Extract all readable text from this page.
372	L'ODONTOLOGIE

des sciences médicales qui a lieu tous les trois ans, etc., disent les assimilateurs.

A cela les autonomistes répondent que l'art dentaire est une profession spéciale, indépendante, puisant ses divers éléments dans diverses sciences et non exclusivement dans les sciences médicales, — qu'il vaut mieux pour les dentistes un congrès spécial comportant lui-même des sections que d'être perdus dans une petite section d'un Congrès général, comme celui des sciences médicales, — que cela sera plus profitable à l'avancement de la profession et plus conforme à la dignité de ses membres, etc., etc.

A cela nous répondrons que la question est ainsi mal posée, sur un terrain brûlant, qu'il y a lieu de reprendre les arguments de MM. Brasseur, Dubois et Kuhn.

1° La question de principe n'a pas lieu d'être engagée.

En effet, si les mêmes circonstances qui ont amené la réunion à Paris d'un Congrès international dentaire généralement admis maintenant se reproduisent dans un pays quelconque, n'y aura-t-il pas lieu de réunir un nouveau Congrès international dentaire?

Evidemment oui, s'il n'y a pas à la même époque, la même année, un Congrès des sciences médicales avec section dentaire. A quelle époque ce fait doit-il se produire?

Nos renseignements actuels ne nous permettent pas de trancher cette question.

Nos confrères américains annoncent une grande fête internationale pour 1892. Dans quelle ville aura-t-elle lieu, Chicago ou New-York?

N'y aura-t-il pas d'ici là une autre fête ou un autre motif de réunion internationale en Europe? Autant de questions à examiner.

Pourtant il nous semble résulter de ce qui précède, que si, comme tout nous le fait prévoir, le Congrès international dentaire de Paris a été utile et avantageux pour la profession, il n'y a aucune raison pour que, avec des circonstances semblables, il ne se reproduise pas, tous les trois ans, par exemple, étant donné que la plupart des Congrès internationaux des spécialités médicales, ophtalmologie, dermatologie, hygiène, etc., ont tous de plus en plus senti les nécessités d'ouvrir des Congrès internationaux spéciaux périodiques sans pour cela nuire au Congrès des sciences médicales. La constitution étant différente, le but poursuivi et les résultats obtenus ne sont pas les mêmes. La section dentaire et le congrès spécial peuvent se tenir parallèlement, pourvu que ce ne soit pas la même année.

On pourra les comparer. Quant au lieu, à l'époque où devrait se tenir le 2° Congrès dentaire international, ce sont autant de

◇ ◇ ◇

Find each line holding the word "fête" and copy it.

Nos confrères américains annoncent une grande fête internationale pour 1892. Dans quelle ville aura-t-elle lieu, Chicago ou New-York?
N'y aura-t-il pas d'ici là une autre fête ou un autre motif de réunion internationale en Europe? Autant de questions à examiner.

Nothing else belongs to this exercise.